Exercise instructions
Convert every line in the entries below into a JSON list of strings, one string per line, skipping blank lines and leaving out the pictures.

Input material
<<<<
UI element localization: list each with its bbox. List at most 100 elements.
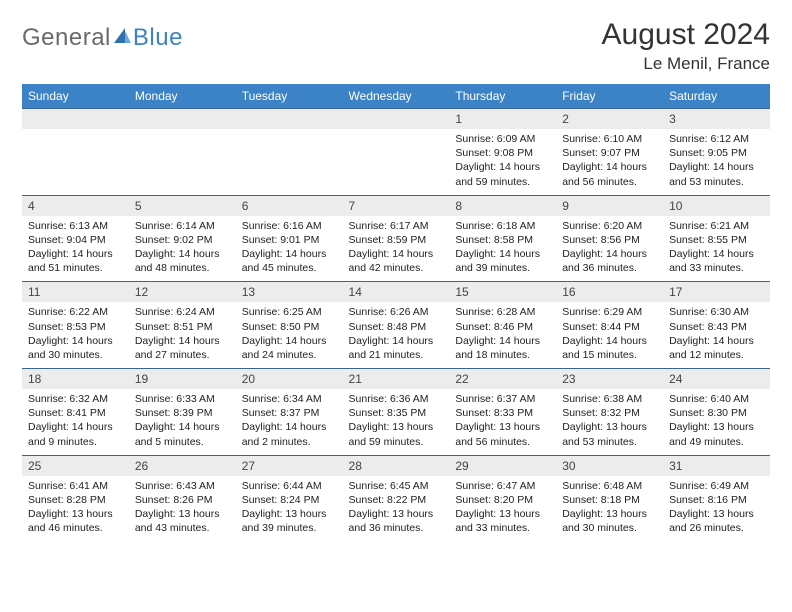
day-number-cell: 31 [663,455,770,476]
day-content-cell: Sunrise: 6:43 AMSunset: 8:26 PMDaylight:… [129,476,236,542]
day-content-cell [236,129,343,195]
daylight-text: Daylight: 13 hours and 59 minutes. [349,420,444,448]
daylight-text: Daylight: 13 hours and 53 minutes. [562,420,657,448]
day-number-cell [343,109,450,130]
day-content: Sunrise: 6:22 AMSunset: 8:53 PMDaylight:… [22,302,129,368]
day-number-cell: 13 [236,282,343,303]
calendar-week-nums: 45678910 [22,195,770,216]
day-content: Sunrise: 6:29 AMSunset: 8:44 PMDaylight:… [556,302,663,368]
daylight-text: Daylight: 14 hours and 33 minutes. [669,247,764,275]
sunrise-text: Sunrise: 6:28 AM [455,305,550,319]
daylight-text: Daylight: 13 hours and 43 minutes. [135,507,230,535]
sunrise-text: Sunrise: 6:40 AM [669,392,764,406]
day-number: 25 [22,456,129,476]
brand-logo: General Blue [22,24,183,52]
day-content-cell: Sunrise: 6:16 AMSunset: 9:01 PMDaylight:… [236,216,343,282]
daylight-text: Daylight: 13 hours and 33 minutes. [455,507,550,535]
sunrise-text: Sunrise: 6:29 AM [562,305,657,319]
sunset-text: Sunset: 8:37 PM [242,406,337,420]
day-number: 8 [449,196,556,216]
day-number: 24 [663,369,770,389]
sunset-text: Sunset: 8:32 PM [562,406,657,420]
sunrise-text: Sunrise: 6:12 AM [669,132,764,146]
day-content: Sunrise: 6:12 AMSunset: 9:05 PMDaylight:… [663,129,770,195]
day-number-cell: 7 [343,195,450,216]
sail-icon [111,25,133,52]
day-number: 21 [343,369,450,389]
weekday-header: Thursday [449,84,556,109]
day-number-cell: 26 [129,455,236,476]
sunrise-text: Sunrise: 6:30 AM [669,305,764,319]
sunrise-text: Sunrise: 6:49 AM [669,479,764,493]
weekday-header: Sunday [22,84,129,109]
sunset-text: Sunset: 8:24 PM [242,493,337,507]
day-number: 16 [556,282,663,302]
day-number-cell: 22 [449,369,556,390]
day-content-cell: Sunrise: 6:47 AMSunset: 8:20 PMDaylight:… [449,476,556,542]
weekday-header: Monday [129,84,236,109]
sunset-text: Sunset: 9:08 PM [455,146,550,160]
daylight-text: Daylight: 14 hours and 5 minutes. [135,420,230,448]
daylight-text: Daylight: 14 hours and 21 minutes. [349,334,444,362]
title-block: August 2024 Le Menil, France [602,18,770,74]
day-content-cell: Sunrise: 6:33 AMSunset: 8:39 PMDaylight:… [129,389,236,455]
sunrise-text: Sunrise: 6:13 AM [28,219,123,233]
day-content-cell: Sunrise: 6:21 AMSunset: 8:55 PMDaylight:… [663,216,770,282]
sunset-text: Sunset: 8:46 PM [455,320,550,334]
sunrise-text: Sunrise: 6:37 AM [455,392,550,406]
day-content-cell: Sunrise: 6:09 AMSunset: 9:08 PMDaylight:… [449,129,556,195]
sunset-text: Sunset: 8:16 PM [669,493,764,507]
day-number: 6 [236,196,343,216]
day-content: Sunrise: 6:09 AMSunset: 9:08 PMDaylight:… [449,129,556,195]
daylight-text: Daylight: 14 hours and 53 minutes. [669,160,764,188]
sunrise-text: Sunrise: 6:17 AM [349,219,444,233]
day-content-cell [22,129,129,195]
day-content-cell: Sunrise: 6:41 AMSunset: 8:28 PMDaylight:… [22,476,129,542]
weekday-header: Tuesday [236,84,343,109]
day-content-cell: Sunrise: 6:17 AMSunset: 8:59 PMDaylight:… [343,216,450,282]
day-number-cell: 16 [556,282,663,303]
daylight-text: Daylight: 13 hours and 30 minutes. [562,507,657,535]
day-number: 3 [663,109,770,129]
calendar-week-content: Sunrise: 6:32 AMSunset: 8:41 PMDaylight:… [22,389,770,455]
sunrise-text: Sunrise: 6:16 AM [242,219,337,233]
calendar-table: SundayMondayTuesdayWednesdayThursdayFrid… [22,84,770,541]
day-content-cell: Sunrise: 6:37 AMSunset: 8:33 PMDaylight:… [449,389,556,455]
day-number: 23 [556,369,663,389]
day-number-cell: 24 [663,369,770,390]
calendar-week-nums: 18192021222324 [22,369,770,390]
sunrise-text: Sunrise: 6:48 AM [562,479,657,493]
daylight-text: Daylight: 14 hours and 30 minutes. [28,334,123,362]
logo-text-blue: Blue [133,24,183,52]
day-content: Sunrise: 6:48 AMSunset: 8:18 PMDaylight:… [556,476,663,542]
day-number [129,109,236,129]
day-content-cell: Sunrise: 6:12 AMSunset: 9:05 PMDaylight:… [663,129,770,195]
daylight-text: Daylight: 14 hours and 48 minutes. [135,247,230,275]
day-content-cell: Sunrise: 6:48 AMSunset: 8:18 PMDaylight:… [556,476,663,542]
day-number-cell: 3 [663,109,770,130]
day-number: 31 [663,456,770,476]
daylight-text: Daylight: 14 hours and 18 minutes. [455,334,550,362]
day-content-cell: Sunrise: 6:36 AMSunset: 8:35 PMDaylight:… [343,389,450,455]
sunrise-text: Sunrise: 6:41 AM [28,479,123,493]
daylight-text: Daylight: 13 hours and 49 minutes. [669,420,764,448]
sunset-text: Sunset: 9:01 PM [242,233,337,247]
day-content-cell: Sunrise: 6:14 AMSunset: 9:02 PMDaylight:… [129,216,236,282]
day-content-cell: Sunrise: 6:40 AMSunset: 8:30 PMDaylight:… [663,389,770,455]
daylight-text: Daylight: 14 hours and 27 minutes. [135,334,230,362]
day-content: Sunrise: 6:47 AMSunset: 8:20 PMDaylight:… [449,476,556,542]
sunset-text: Sunset: 8:26 PM [135,493,230,507]
day-content: Sunrise: 6:41 AMSunset: 8:28 PMDaylight:… [22,476,129,542]
day-content [129,129,236,138]
location-label: Le Menil, France [602,54,770,74]
day-content-cell: Sunrise: 6:25 AMSunset: 8:50 PMDaylight:… [236,302,343,368]
calendar-week-content: Sunrise: 6:13 AMSunset: 9:04 PMDaylight:… [22,216,770,282]
daylight-text: Daylight: 13 hours and 56 minutes. [455,420,550,448]
sunrise-text: Sunrise: 6:33 AM [135,392,230,406]
calendar-week-nums: 25262728293031 [22,455,770,476]
calendar-week-nums: 123 [22,109,770,130]
day-content: Sunrise: 6:16 AMSunset: 9:01 PMDaylight:… [236,216,343,282]
sunrise-text: Sunrise: 6:47 AM [455,479,550,493]
page-header: General Blue August 2024 Le Menil, Franc… [22,18,770,74]
day-content-cell: Sunrise: 6:20 AMSunset: 8:56 PMDaylight:… [556,216,663,282]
>>>>
Response to the task
[
  "UI element localization: list each with its bbox. List at most 100 elements.",
  "day-number-cell: 31 [663,455,770,476]",
  "day-content-cell: Sunrise: 6:43 AMSunset: 8:26 PMDaylight:… [129,476,236,542]",
  "day-content-cell [236,129,343,195]",
  "daylight-text: Daylight: 13 hours and 59 minutes. [349,420,444,448]",
  "daylight-text: Daylight: 13 hours and 53 minutes. [562,420,657,448]",
  "day-number-cell [343,109,450,130]",
  "day-content: Sunrise: 6:22 AMSunset: 8:53 PMDaylight:… [22,302,129,368]",
  "day-number-cell: 13 [236,282,343,303]",
  "calendar-week-nums: 45678910 [22,195,770,216]",
  "day-content: Sunrise: 6:29 AMSunset: 8:44 PMDaylight:… [556,302,663,368]",
  "daylight-text: Daylight: 14 hours and 33 minutes. [669,247,764,275]",
  "sunrise-text: Sunrise: 6:28 AM [455,305,550,319]",
  "daylight-text: Daylight: 13 hours and 43 minutes. [135,507,230,535]",
  "sunrise-text: Sunrise: 6:40 AM [669,392,764,406]",
  "day-number: 25 [22,456,129,476]",
  "brand-logo: General Blue [22,24,183,52]",
  "day-content-cell: Sunrise: 6:16 AMSunset: 9:01 PMDaylight:… [236,216,343,282]",
  "daylight-text: Daylight: 13 hours and 33 minutes. [455,507,550,535]",
  "sunrise-text: Sunrise: 6:29 AM [562,305,657,319]",
  "sunset-text: Sunset: 8:37 PM [242,406,337,420]",
  "day-number: 8 [449,196,556,216]",
  "day-number: 24 [663,369,770,389]",
  "sunset-text: Sunset: 8:32 PM [562,406,657,420]",
  "sunrise-text: Sunrise: 6:12 AM [669,132,764,146]",
  "day-content: Sunrise: 6:12 AMSunset: 9:05 PMDaylight:… [663,129,770,195]",
  "day-number-cell: 7 [343,195,450,216]",
  "sail-icon [111,25,133,52]",
  "day-number: 21 [343,369,450,389]",
  "weekday-header: Thursday [449,84,556,109]",
  "day-number-cell: 26 [129,455,236,476]",
  "sunrise-text: Sunrise: 6:30 AM [669,305,764,319]",
  "sunrise-text: Sunrise: 6:49 AM [669,479,764,493]",
  "weekday-header: Sunday [22,84,129,109]",
  "sunset-text: Sunset: 8:24 PM [242,493,337,507]",
  "day-number: 16 [556,282,663,302]",
  "day-number-cell: 22 [449,369,556,390]",
  "day-content-cell: Sunrise: 6:47 AMSunset: 8:20 PMDaylight:… [449,476,556,542]",
  "weekday-header: Monday [129,84,236,109]",
  "sunset-text: Sunset: 9:08 PM [455,146,550,160]",
  "daylight-text: Daylight: 14 hours and 5 minutes. [135,420,230,448]",
  "daylight-text: Daylight: 14 hours and 21 minutes. [349,334,444,362]",
  "title-block: August 2024 Le Menil, France [602,18,770,74]",
  "day-content-cell: Sunrise: 6:33 AMSunset: 8:39 PMDaylight:… [129,389,236,455]",
  "sunrise-text: Sunrise: 6:13 AM [28,219,123,233]",
  "day-content-cell: Sunrise: 6:21 AMSunset: 8:55 PMDaylight:… [663,216,770,282]",
  "sunset-text: Sunset: 8:46 PM [455,320,550,334]",
  "sunrise-text: Sunrise: 6:37 AM [455,392,550,406]",
  "day-content-cell: Sunrise: 6:09 AMSunset: 9:08 PMDaylight:… [449,129,556,195]",
  "sunset-text: Sunset: 8:16 PM [669,493,764,507]",
  "day-number: 6 [236,196,343,216]",
  "day-content: Sunrise: 6:09 AMSunset: 9:08 PMDaylight:… [449,129,556,195]",
  "daylight-text: Daylight: 14 hours and 53 minutes. [669,160,764,188]",
  "sunrise-text: Sunrise: 6:17 AM [349,219,444,233]",
  "day-content-cell [22,129,129,195]",
  "day-content-cell: Sunrise: 6:41 AMSunset: 8:28 PMDaylight:… [22,476,129,542]",
  "weekday-header: Tuesday [236,84,343,109]",
  "day-content-cell: Sunrise: 6:17 AMSunset: 8:59 PMDaylight:… [343,216,450,282]",
  "day-number-cell: 16 [556,282,663,303]",
  "daylight-text: Daylight: 13 hours and 30 minutes. [562,507,657,535]",
  "day-number: 3 [663,109,770,129]",
  "calendar-week-content: Sunrise: 6:32 AMSunset: 8:41 PMDaylight:… [22,389,770,455]",
  "sunrise-text: Sunrise: 6:16 AM [242,219,337,233]",
  "calendar-table: SundayMondayTuesdayWednesdayThursdayFrid… [22,84,770,541]",
  "day-content-cell: Sunrise: 6:37 AMSunset: 8:33 PMDaylight:… [449,389,556,455]",
  "day-number: 23 [556,369,663,389]",
  "day-number-cell: 24 [663,369,770,390]",
  "calendar-week-nums: 18192021222324 [22,369,770,390]",
  "sunrise-text: Sunrise: 6:48 AM [562,479,657,493]",
  "daylight-text: Daylight: 14 hours and 30 minutes. [28,334,123,362]",
  "logo-text-blue: Blue [133,24,183,52]",
  "day-content: Sunrise: 6:48 AMSunset: 8:18 PMDaylight:… [556,476,663,542]",
  "day-number [129,109,236,129]",
  "day-content-cell: Sunrise: 6:12 AMSunset: 9:05 PMDaylight:… [663,129,770,195]",
  "daylight-text: Daylight: 14 hours and 48 minutes. [135,247,230,275]",
  "day-content-cell: Sunrise: 6:48 AMSunset: 8:18 PMDaylight:… [556,476,663,542]",
  "day-number-cell: 3 [663,109,770,130]",
  "day-number: 31 [663,456,770,476]",
  "daylight-text: Daylight: 14 hours and 18 minutes. [455,334,550,362]",
  "day-content-cell: Sunrise: 6:36 AMSunset: 8:35 PMDaylight:… [343,389,450,455]",
  "sunrise-text: Sunrise: 6:41 AM [28,479,123,493]",
  "daylight-text: Daylight: 13 hours and 49 minutes. [669,420,764,448]",
  "sunset-text: Sunset: 9:01 PM [242,233,337,247]",
  "day-content-cell: Sunrise: 6:14 AMSunset: 9:02 PMDaylight:… [129,216,236,282]",
  "day-content-cell: Sunrise: 6:40 AMSunset: 8:30 PMDaylight:… [663,389,770,455]",
  "daylight-text: Daylight: 14 hours and 27 minutes. [135,334,230,362]",
  "day-content: Sunrise: 6:47 AMSunset: 8:20 PMDaylight:… [449,476,556,542]",
  "sunset-text: Sunset: 8:26 PM [135,493,230,507]",
  "day-content: Sunrise: 6:41 AMSunset: 8:28 PMDaylight:… [22,476,129,542]",
  "day-content [129,129,236,138]",
  "location-label: Le Menil, France [602,54,770,74]",
  "day-content-cell: Sunrise: 6:25 AMSunset: 8:50 PMDaylight:… [236,302,343,368]",
  "calendar-week-content: Sunrise: 6:13 AMSunset: 9:04 PMDaylight:… [22,216,770,282]",
  "daylight-text: Daylight: 13 hours and 56 minutes. [455,420,550,448]",
  "sunrise-text: Sunrise: 6:33 AM [135,392,230,406]",
  "calendar-week-nums: 25262728293031 [22,455,770,476]",
  "calendar-week-nums: 123 [22,109,770,130]",
  "day-content: Sunrise: 6:16 AMSunset: 9:01 PMDaylight:… [236,216,343,282]",
  "sunrise-text: Sunrise: 6:47 AM [455,479,550,493]",
  "page-header: General Blue August 2024 Le Menil, Franc… [22,18,770,74]",
  "day-content-cell: Sunrise: 6:20 AMSunset: 8:56 PMDaylight:… [556,216,663,282]"
]